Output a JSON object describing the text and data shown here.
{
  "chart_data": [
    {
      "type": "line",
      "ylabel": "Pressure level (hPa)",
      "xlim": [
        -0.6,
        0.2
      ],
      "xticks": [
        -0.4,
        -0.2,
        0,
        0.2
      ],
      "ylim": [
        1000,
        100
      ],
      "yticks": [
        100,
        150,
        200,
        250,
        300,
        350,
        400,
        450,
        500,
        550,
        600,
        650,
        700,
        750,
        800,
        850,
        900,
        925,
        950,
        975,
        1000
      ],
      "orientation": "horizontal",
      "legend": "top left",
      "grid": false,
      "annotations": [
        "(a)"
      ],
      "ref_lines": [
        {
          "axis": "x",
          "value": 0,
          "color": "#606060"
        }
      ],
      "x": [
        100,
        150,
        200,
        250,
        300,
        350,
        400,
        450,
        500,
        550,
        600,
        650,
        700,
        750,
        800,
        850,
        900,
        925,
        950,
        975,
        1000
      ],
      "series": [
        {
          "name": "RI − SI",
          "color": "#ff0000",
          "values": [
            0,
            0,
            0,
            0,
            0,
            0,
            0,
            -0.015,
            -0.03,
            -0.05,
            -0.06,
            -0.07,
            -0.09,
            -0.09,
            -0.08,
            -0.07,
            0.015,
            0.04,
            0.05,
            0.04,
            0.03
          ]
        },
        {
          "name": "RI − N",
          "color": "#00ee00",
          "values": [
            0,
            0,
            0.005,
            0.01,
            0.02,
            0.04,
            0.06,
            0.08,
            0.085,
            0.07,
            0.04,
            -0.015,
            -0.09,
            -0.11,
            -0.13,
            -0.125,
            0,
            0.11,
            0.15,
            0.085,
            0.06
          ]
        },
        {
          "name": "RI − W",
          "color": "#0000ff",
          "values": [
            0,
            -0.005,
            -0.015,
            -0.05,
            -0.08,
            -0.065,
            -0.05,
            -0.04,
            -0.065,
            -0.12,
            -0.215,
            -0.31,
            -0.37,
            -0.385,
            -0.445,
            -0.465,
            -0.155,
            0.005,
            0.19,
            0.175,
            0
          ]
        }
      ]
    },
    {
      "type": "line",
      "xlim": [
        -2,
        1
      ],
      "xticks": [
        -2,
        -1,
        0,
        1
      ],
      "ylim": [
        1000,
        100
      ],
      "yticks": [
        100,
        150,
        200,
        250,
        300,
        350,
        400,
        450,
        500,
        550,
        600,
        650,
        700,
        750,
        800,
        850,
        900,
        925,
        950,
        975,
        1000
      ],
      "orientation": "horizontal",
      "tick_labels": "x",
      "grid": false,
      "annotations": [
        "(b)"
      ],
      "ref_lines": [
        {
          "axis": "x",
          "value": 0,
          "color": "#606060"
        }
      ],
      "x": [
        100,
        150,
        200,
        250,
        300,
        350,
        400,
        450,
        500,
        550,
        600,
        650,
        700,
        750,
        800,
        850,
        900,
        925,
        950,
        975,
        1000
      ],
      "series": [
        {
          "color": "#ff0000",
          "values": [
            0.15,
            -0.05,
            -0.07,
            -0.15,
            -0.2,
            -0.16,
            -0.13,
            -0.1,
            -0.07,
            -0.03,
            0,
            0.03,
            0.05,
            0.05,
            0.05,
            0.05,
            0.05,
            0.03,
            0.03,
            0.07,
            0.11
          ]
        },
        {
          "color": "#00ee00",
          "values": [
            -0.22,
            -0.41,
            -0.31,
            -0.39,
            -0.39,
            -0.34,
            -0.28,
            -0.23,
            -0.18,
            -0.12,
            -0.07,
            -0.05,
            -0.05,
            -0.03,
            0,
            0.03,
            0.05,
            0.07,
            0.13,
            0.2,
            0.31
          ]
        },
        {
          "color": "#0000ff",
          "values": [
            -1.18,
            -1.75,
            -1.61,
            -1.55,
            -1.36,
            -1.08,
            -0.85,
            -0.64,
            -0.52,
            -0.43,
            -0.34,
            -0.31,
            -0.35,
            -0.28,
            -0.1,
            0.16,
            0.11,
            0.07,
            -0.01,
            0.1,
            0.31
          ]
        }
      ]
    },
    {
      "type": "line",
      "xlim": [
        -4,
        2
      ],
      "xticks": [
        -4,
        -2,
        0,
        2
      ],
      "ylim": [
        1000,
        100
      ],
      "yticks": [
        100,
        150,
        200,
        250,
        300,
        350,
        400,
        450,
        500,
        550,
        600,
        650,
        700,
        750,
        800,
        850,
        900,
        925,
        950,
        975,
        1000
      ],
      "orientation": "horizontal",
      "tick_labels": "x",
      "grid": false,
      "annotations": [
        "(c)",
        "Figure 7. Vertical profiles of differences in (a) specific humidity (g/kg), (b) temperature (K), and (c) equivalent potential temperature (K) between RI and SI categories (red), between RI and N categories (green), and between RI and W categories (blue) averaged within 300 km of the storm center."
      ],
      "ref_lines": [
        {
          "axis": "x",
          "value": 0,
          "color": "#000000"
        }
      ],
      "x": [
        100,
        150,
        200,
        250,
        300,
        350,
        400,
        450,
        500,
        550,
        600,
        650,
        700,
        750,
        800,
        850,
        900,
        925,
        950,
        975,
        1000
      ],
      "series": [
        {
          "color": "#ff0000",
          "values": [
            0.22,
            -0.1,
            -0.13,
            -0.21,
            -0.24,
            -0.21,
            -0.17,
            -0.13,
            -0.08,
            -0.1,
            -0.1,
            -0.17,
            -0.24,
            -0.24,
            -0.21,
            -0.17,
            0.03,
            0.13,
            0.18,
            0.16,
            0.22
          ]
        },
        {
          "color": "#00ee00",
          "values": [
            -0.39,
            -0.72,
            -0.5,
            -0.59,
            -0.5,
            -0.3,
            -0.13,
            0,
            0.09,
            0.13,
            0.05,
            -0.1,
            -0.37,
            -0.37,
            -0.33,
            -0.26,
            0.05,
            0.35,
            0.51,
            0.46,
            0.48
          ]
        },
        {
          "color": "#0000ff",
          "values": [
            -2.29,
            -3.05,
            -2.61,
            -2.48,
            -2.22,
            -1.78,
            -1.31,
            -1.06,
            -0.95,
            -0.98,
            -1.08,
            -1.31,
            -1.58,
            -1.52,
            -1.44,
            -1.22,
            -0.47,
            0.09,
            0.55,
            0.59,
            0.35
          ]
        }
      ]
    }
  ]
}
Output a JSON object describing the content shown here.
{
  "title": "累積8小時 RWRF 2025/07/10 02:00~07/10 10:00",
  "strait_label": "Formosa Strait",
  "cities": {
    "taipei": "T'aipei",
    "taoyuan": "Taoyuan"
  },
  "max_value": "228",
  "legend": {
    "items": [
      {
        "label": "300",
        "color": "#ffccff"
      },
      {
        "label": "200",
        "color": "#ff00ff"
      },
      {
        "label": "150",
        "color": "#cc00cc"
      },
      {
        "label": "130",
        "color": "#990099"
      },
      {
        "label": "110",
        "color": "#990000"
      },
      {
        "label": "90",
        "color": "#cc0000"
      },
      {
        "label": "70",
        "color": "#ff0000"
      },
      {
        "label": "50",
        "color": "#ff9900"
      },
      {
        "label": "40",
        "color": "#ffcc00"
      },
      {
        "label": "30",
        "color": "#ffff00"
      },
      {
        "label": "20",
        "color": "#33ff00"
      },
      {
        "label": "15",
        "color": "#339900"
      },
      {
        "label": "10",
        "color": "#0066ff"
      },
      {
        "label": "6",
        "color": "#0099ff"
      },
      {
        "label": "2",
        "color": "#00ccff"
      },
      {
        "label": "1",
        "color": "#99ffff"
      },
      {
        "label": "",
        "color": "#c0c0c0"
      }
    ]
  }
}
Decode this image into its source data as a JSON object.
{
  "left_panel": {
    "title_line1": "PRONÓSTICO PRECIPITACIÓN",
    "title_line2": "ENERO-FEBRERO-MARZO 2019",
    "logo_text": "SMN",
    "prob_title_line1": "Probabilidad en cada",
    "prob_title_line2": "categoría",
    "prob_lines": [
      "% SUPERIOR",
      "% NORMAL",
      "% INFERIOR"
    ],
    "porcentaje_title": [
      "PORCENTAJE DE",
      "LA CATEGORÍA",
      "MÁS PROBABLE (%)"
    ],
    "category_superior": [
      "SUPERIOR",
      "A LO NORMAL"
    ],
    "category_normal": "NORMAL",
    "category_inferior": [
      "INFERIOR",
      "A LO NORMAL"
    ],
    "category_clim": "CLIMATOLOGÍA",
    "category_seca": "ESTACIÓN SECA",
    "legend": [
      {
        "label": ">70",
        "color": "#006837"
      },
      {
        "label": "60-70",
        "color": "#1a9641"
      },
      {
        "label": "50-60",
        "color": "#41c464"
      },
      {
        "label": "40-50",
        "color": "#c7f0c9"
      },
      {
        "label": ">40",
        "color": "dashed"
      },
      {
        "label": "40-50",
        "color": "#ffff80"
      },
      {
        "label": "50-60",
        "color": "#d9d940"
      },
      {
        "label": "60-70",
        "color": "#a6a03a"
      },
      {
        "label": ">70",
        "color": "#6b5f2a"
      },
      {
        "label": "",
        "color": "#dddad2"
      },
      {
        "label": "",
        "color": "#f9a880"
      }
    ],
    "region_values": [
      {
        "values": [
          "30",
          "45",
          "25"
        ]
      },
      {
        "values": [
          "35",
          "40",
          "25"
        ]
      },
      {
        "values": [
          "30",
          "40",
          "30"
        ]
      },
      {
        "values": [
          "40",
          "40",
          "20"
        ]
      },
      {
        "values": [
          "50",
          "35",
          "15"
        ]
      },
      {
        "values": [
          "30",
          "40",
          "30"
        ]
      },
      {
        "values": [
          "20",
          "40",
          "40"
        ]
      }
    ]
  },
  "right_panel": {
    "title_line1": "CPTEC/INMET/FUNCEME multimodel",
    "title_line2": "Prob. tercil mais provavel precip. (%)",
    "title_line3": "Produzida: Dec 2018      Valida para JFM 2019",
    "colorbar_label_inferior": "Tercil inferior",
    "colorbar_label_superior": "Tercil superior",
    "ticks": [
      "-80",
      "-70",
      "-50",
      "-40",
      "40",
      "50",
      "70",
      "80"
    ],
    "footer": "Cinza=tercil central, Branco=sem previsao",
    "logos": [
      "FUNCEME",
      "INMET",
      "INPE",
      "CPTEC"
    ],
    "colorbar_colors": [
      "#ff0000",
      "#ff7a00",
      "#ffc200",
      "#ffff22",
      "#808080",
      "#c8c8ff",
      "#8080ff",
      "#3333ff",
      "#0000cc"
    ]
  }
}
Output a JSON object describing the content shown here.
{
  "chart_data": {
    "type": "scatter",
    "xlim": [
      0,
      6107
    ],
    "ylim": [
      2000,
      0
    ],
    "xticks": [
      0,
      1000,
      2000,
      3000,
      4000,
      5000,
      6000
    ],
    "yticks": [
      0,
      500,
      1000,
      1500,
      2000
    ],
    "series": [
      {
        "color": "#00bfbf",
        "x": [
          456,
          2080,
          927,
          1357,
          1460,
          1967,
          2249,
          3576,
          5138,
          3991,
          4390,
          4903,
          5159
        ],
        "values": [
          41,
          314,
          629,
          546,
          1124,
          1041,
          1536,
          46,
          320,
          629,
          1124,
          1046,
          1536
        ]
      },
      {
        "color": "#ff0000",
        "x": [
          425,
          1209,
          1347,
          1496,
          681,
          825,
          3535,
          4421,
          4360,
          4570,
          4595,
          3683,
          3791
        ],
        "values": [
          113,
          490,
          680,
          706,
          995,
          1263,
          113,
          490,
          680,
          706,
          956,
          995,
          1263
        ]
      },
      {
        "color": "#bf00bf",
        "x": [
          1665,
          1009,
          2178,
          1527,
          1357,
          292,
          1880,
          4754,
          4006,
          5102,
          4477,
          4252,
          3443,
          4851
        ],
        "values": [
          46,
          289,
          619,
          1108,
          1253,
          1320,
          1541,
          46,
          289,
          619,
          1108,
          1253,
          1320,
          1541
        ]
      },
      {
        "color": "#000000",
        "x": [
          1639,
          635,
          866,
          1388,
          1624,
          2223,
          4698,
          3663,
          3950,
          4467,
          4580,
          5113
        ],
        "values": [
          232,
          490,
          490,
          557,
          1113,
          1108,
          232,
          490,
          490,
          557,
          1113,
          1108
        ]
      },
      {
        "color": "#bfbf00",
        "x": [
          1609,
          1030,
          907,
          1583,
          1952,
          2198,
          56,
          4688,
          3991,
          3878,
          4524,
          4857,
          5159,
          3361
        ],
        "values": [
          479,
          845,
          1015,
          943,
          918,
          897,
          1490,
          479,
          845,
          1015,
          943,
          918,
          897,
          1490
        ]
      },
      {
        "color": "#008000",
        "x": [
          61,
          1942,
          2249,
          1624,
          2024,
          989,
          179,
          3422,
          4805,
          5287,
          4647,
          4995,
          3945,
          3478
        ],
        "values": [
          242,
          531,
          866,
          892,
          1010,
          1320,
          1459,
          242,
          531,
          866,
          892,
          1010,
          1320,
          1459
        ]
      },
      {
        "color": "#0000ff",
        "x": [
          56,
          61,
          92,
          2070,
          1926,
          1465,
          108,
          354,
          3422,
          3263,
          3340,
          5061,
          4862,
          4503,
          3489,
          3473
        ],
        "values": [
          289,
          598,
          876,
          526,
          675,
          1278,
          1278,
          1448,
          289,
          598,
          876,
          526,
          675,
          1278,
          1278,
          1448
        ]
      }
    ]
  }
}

============================================================

## Exercise requirements
Within the listing above, copy each line that has the string "NORMAL".

## Exercise answer
      "% NORMAL",
      "A LO NORMAL"
    "category_normal": "NORMAL",
      "A LO NORMAL"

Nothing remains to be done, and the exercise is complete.